Images appear in the records below; leave them out and repeat everything else exactly.

Data records:
§

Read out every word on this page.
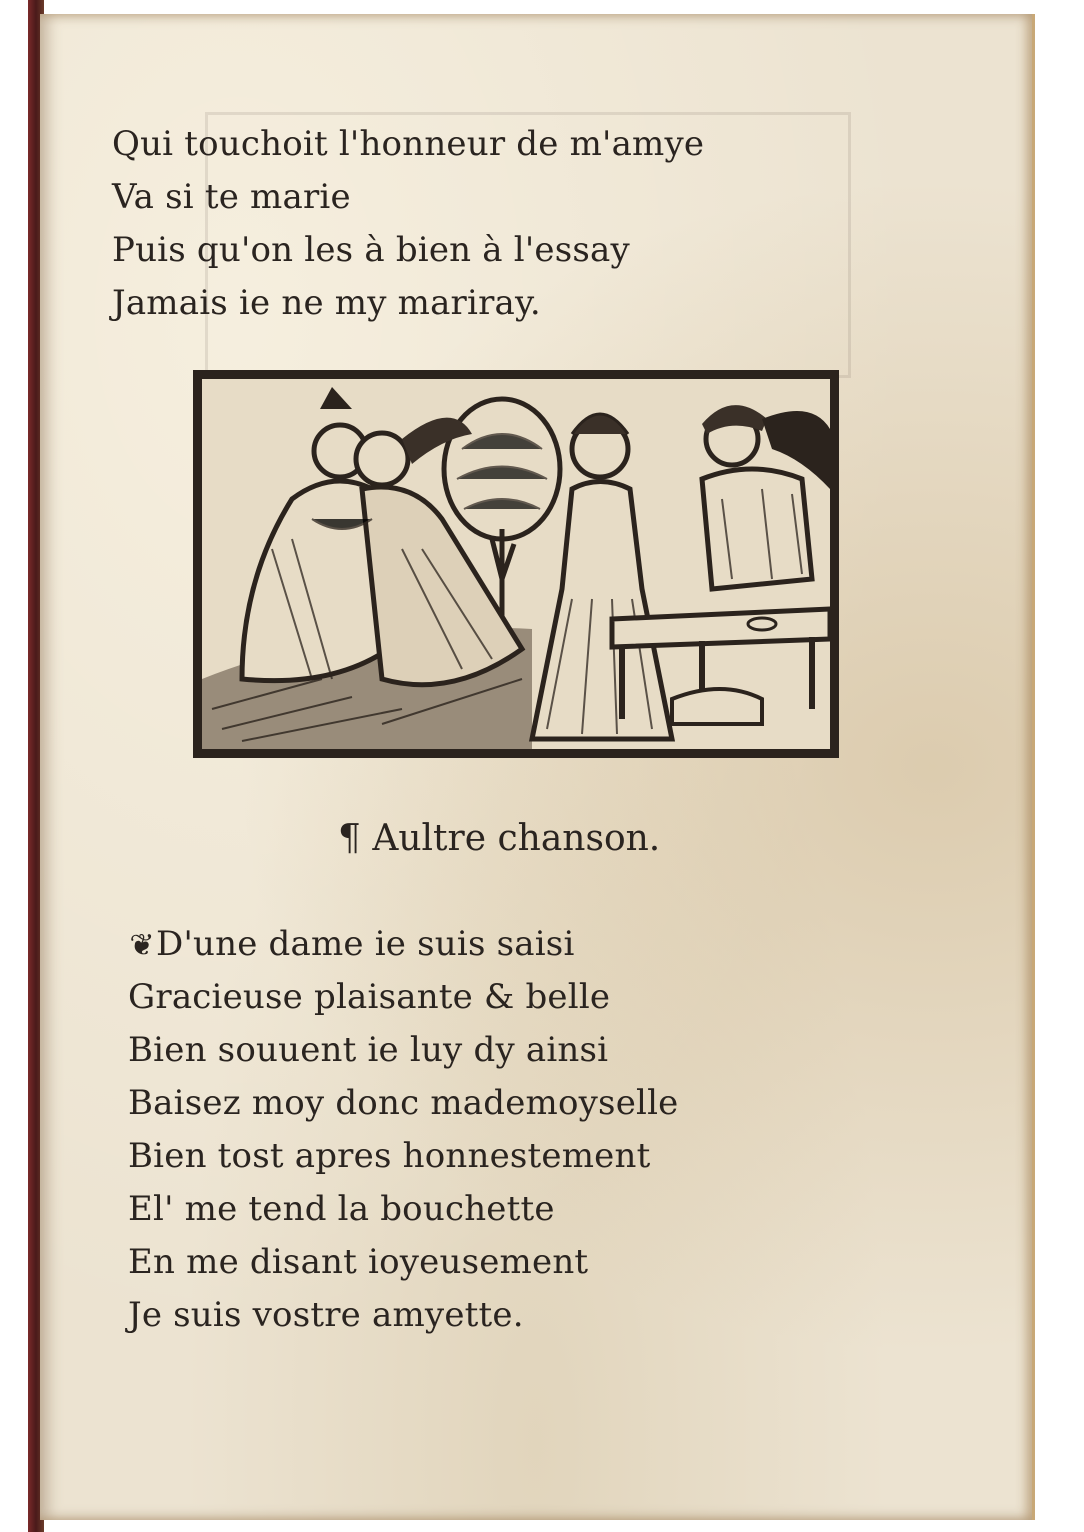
Qui touchoit l'honneur de m'amye
Va si te marie
Puis qu'on les à bien à l'essay
Jamais ie ne my mariray.
¶ Aultre chanson.
❦D'une dame ie suis saisi
Gracieuse plaisante & belle
Bien souuent ie luy dy ainsi
Baisez moy donc mademoyselle
Bien tost apres honnestement
El' me tend la bouchette
En me disant ioyeusement
Je suis vostre amyette.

§

### Answer to this exercise:
Read out every word on this page.
Qui touchoit l'honneur de m'amye
Va si te marie
Puis qu'on les à bien à l'essay
Jamais ie ne my mariray.
¶ Aultre chanson.
❦D'une dame ie suis saisi
Gracieuse plaisante & belle
Bien souuent ie luy dy ainsi
Baisez moy donc mademoyselle
Bien tost apres honnestement
El' me tend la bouchette
En me disant ioyeusement
Je suis vostre amyette.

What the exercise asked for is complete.